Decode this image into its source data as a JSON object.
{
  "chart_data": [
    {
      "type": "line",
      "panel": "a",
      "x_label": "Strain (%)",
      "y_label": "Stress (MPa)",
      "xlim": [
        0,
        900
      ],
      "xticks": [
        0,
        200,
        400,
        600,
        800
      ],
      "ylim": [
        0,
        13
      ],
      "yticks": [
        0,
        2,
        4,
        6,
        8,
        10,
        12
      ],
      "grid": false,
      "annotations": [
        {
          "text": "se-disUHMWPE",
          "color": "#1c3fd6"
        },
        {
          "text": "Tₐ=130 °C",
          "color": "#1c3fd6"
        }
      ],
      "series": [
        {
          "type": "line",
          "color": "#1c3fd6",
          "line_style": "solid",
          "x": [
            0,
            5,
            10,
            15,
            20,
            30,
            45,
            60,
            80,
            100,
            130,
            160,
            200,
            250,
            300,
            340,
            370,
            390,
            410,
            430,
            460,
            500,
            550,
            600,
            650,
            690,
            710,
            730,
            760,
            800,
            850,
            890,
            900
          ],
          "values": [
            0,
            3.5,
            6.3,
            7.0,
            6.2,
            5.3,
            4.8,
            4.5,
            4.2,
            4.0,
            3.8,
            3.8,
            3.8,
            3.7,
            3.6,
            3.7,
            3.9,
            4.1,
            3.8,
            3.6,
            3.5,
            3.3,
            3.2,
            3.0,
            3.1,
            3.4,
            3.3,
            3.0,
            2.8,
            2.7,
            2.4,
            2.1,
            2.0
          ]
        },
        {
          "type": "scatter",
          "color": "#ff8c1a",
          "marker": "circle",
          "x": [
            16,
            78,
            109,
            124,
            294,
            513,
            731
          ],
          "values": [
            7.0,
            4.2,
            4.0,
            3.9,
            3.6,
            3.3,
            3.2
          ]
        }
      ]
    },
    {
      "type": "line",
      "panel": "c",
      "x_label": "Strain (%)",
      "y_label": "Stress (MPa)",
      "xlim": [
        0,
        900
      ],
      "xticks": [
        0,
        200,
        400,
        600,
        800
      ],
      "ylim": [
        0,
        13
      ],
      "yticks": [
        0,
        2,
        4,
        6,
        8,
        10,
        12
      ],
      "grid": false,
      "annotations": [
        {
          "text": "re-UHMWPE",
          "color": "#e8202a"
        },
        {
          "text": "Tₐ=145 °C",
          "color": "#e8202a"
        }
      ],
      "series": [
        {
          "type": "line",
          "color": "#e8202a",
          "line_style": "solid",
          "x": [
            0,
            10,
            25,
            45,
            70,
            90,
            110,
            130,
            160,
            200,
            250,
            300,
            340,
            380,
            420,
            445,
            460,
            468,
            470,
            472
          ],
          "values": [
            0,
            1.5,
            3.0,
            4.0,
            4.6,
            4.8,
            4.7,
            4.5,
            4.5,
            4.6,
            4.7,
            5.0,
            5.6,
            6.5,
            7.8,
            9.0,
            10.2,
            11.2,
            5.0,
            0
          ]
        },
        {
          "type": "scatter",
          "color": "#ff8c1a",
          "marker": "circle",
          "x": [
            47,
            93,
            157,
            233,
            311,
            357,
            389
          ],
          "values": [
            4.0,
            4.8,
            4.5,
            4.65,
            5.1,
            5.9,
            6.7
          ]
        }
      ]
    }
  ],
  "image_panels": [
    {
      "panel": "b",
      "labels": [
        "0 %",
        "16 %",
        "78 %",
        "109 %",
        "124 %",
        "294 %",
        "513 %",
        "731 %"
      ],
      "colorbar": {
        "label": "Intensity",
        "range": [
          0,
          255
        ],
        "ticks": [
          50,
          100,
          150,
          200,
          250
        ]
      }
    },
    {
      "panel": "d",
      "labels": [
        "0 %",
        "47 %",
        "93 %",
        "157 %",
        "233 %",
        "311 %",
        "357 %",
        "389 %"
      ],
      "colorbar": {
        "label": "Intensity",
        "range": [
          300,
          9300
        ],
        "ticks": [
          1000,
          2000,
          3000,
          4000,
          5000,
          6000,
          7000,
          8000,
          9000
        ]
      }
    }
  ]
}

**WHAT THE TASK REQUIRES**
The records above should be restated word for word, please.

**OUTPUT FOR THIS EXERCISE**
Decode this image into its source data as a JSON object.
{
  "chart_data": [
    {
      "type": "line",
      "panel": "a",
      "x_label": "Strain (%)",
      "y_label": "Stress (MPa)",
      "xlim": [
        0,
        900
      ],
      "xticks": [
        0,
        200,
        400,
        600,
        800
      ],
      "ylim": [
        0,
        13
      ],
      "yticks": [
        0,
        2,
        4,
        6,
        8,
        10,
        12
      ],
      "grid": false,
      "annotations": [
        {
          "text": "se-disUHMWPE",
          "color": "#1c3fd6"
        },
        {
          "text": "Tₐ=130 °C",
          "color": "#1c3fd6"
        }
      ],
      "series": [
        {
          "type": "line",
          "color": "#1c3fd6",
          "line_style": "solid",
          "x": [
            0,
            5,
            10,
            15,
            20,
            30,
            45,
            60,
            80,
            100,
            130,
            160,
            200,
            250,
            300,
            340,
            370,
            390,
            410,
            430,
            460,
            500,
            550,
            600,
            650,
            690,
            710,
            730,
            760,
            800,
            850,
            890,
            900
          ],
          "values": [
            0,
            3.5,
            6.3,
            7.0,
            6.2,
            5.3,
            4.8,
            4.5,
            4.2,
            4.0,
            3.8,
            3.8,
            3.8,
            3.7,
            3.6,
            3.7,
            3.9,
            4.1,
            3.8,
            3.6,
            3.5,
            3.3,
            3.2,
            3.0,
            3.1,
            3.4,
            3.3,
            3.0,
            2.8,
            2.7,
            2.4,
            2.1,
            2.0
          ]
        },
        {
          "type": "scatter",
          "color": "#ff8c1a",
          "marker": "circle",
          "x": [
            16,
            78,
            109,
            124,
            294,
            513,
            731
          ],
          "values": [
            7.0,
            4.2,
            4.0,
            3.9,
            3.6,
            3.3,
            3.2
          ]
        }
      ]
    },
    {
      "type": "line",
      "panel": "c",
      "x_label": "Strain (%)",
      "y_label": "Stress (MPa)",
      "xlim": [
        0,
        900
      ],
      "xticks": [
        0,
        200,
        400,
        600,
        800
      ],
      "ylim": [
        0,
        13
      ],
      "yticks": [
        0,
        2,
        4,
        6,
        8,
        10,
        12
      ],
      "grid": false,
      "annotations": [
        {
          "text": "re-UHMWPE",
          "color": "#e8202a"
        },
        {
          "text": "Tₐ=145 °C",
          "color": "#e8202a"
        }
      ],
      "series": [
        {
          "type": "line",
          "color": "#e8202a",
          "line_style": "solid",
          "x": [
            0,
            10,
            25,
            45,
            70,
            90,
            110,
            130,
            160,
            200,
            250,
            300,
            340,
            380,
            420,
            445,
            460,
            468,
            470,
            472
          ],
          "values": [
            0,
            1.5,
            3.0,
            4.0,
            4.6,
            4.8,
            4.7,
            4.5,
            4.5,
            4.6,
            4.7,
            5.0,
            5.6,
            6.5,
            7.8,
            9.0,
            10.2,
            11.2,
            5.0,
            0
          ]
        },
        {
          "type": "scatter",
          "color": "#ff8c1a",
          "marker": "circle",
          "x": [
            47,
            93,
            157,
            233,
            311,
            357,
            389
          ],
          "values": [
            4.0,
            4.8,
            4.5,
            4.65,
            5.1,
            5.9,
            6.7
          ]
        }
      ]
    }
  ],
  "image_panels": [
    {
      "panel": "b",
      "labels": [
        "0 %",
        "16 %",
        "78 %",
        "109 %",
        "124 %",
        "294 %",
        "513 %",
        "731 %"
      ],
      "colorbar": {
        "label": "Intensity",
        "range": [
          0,
          255
        ],
        "ticks": [
          50,
          100,
          150,
          200,
          250
        ]
      }
    },
    {
      "panel": "d",
      "labels": [
        "0 %",
        "47 %",
        "93 %",
        "157 %",
        "233 %",
        "311 %",
        "357 %",
        "389 %"
      ],
      "colorbar": {
        "label": "Intensity",
        "range": [
          300,
          9300
        ],
        "ticks": [
          1000,
          2000,
          3000,
          4000,
          5000,
          6000,
          7000,
          8000,
          9000
        ]
      }
    }
  ]
}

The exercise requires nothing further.